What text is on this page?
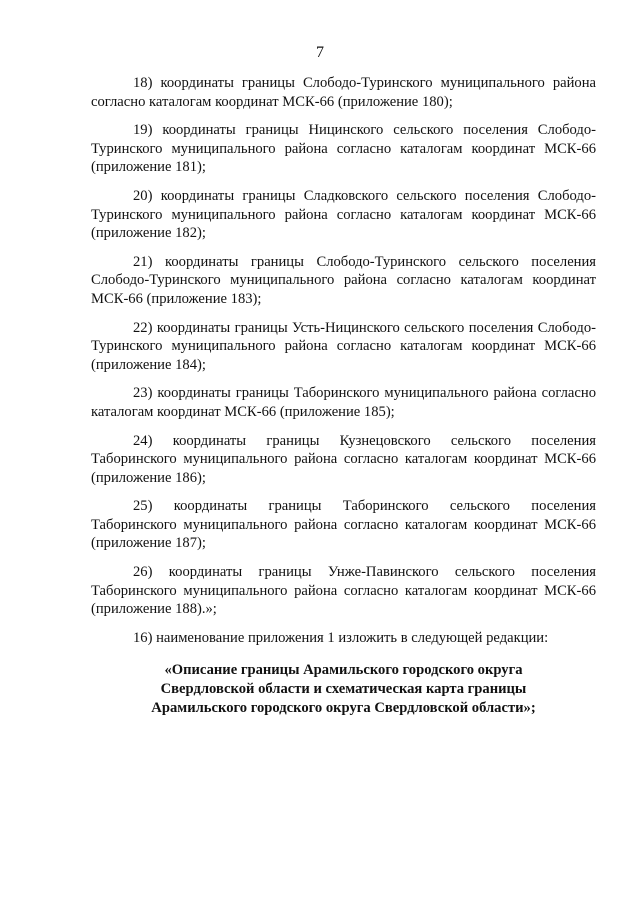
7

18) координаты границы Слободо-Туринского муниципального района согласно каталогам координат МСК-66 (приложение 180);

19) координаты границы Ницинского сельского поселения Слободо-Туринского муниципального района согласно каталогам координат МСК-66 (приложение 181);

20) координаты границы Сладковского сельского поселения Слободо-Туринского муниципального района согласно каталогам координат МСК-66 (приложение 182);

21) координаты границы Слободо-Туринского сельского поселения Слободо-Туринского муниципального района согласно каталогам координат МСК-66 (приложение 183);

22) координаты границы Усть-Ницинского сельского поселения Слободо-Туринского муниципального района согласно каталогам координат МСК-66 (приложение 184);

23) координаты границы Таборинского муниципального района согласно каталогам координат МСК-66 (приложение 185);

24) координаты границы Кузнецовского сельского поселения Таборинского муниципального района согласно каталогам координат МСК-66 (приложение 186);

25) координаты границы Таборинского сельского поселения Таборинского муниципального района согласно каталогам координат МСК-66 (приложение 187);

26) координаты границы Унже-Павинского сельского поселения Таборинского муниципального района согласно каталогам координат МСК-66 (приложение 188).»;

16) наименование приложения 1 изложить в следующей редакции:

«Описание границы Арамильского городского округа
Свердловской области и схематическая карта границы
Арамильского городского округа Свердловской области»;
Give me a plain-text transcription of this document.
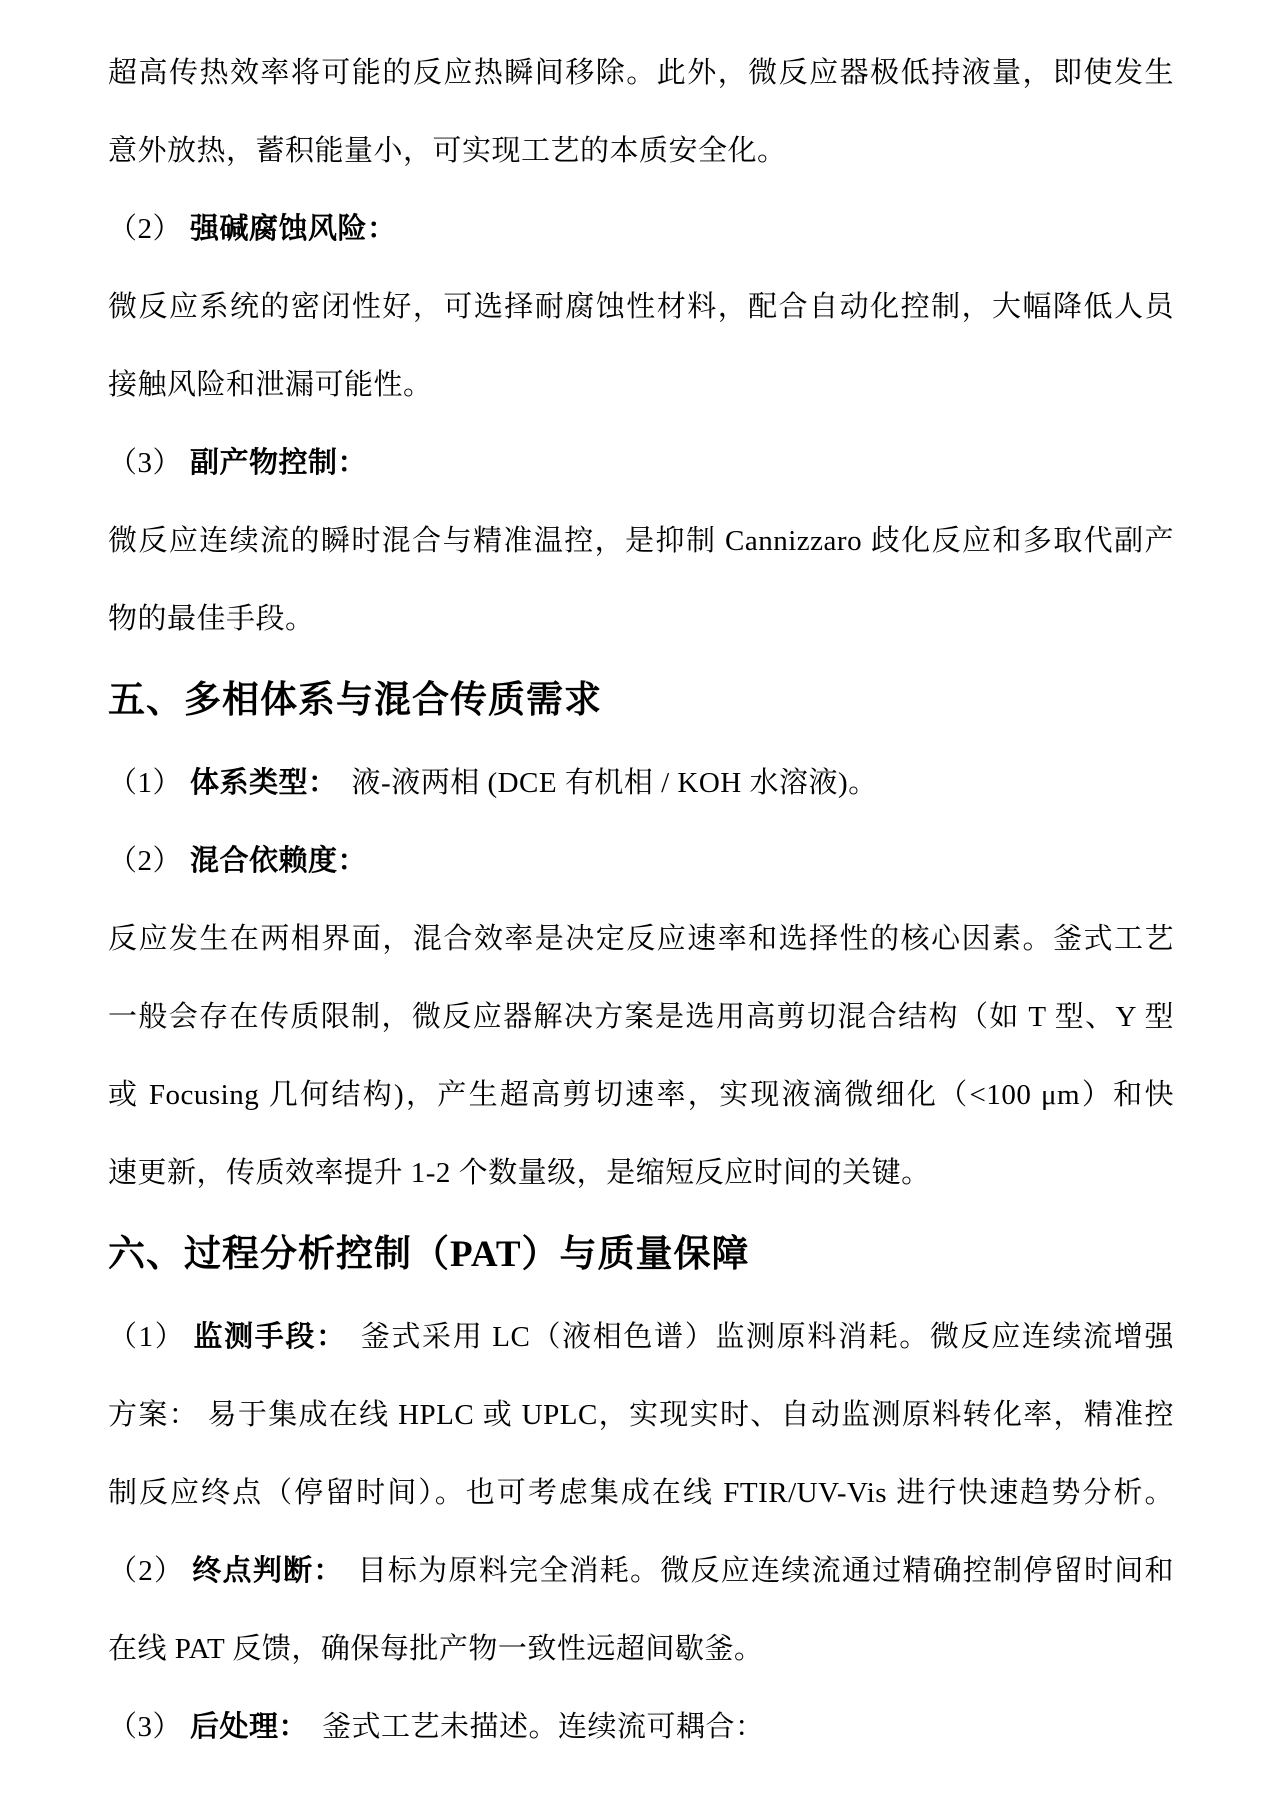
超高传热效率将可能的反应热瞬间移除。此外，微反应器极低持液量，即使发生
意外放热，蓄积能量小，可实现工艺的本质安全化。
（2） 强碱腐蚀风险：
微反应系统的密闭性好，可选择耐腐蚀性材料，配合自动化控制，大幅降低人员
接触风险和泄漏可能性。
（3） 副产物控制：
微反应连续流的瞬时混合与精准温控，是抑制 Cannizzaro 歧化反应和多取代副产
物的最佳手段。
五、多相体系与混合传质需求
（1） 体系类型： 液-液两相 (DCE 有机相 / KOH 水溶液)。
（2） 混合依赖度：
反应发生在两相界面，混合效率是决定反应速率和选择性的核心因素。釜式工艺
一般会存在传质限制，微反应器解决方案是选用高剪切混合结构（如 T 型、Y 型
或 Focusing 几何结构)，产生超高剪切速率，实现液滴微细化（<100 μm）和快
速更新，传质效率提升 1-2 个数量级，是缩短反应时间的关键。
六、过程分析控制（PAT）与质量保障
（1） 监测手段： 釜式采用 LC（液相色谱）监测原料消耗。微反应连续流增强
方案： 易于集成在线 HPLC 或 UPLC，实现实时、自动监测原料转化率，精准控
制反应终点（停留时间）。也可考虑集成在线 FTIR/UV-Vis 进行快速趋势分析。
（2） 终点判断： 目标为原料完全消耗。微反应连续流通过精确控制停留时间和
在线 PAT 反馈，确保每批产物一致性远超间歇釜。
（3） 后处理： 釜式工艺未描述。连续流可耦合：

**THE PROBLEM:**
Within the data above, pick out all lines holding the word "Ницинского".

**SOLVED PROBLEM:**
19) координаты границы Ницинского сельского поселения Слободо-Туринского муниципального района согласно каталогам координат МСК-66 (приложение 181);
22) координаты границы Усть-Ницинского сельского поселения Слободо-Туринского муниципального района согласно каталогам координат МСК-66 (приложение 184);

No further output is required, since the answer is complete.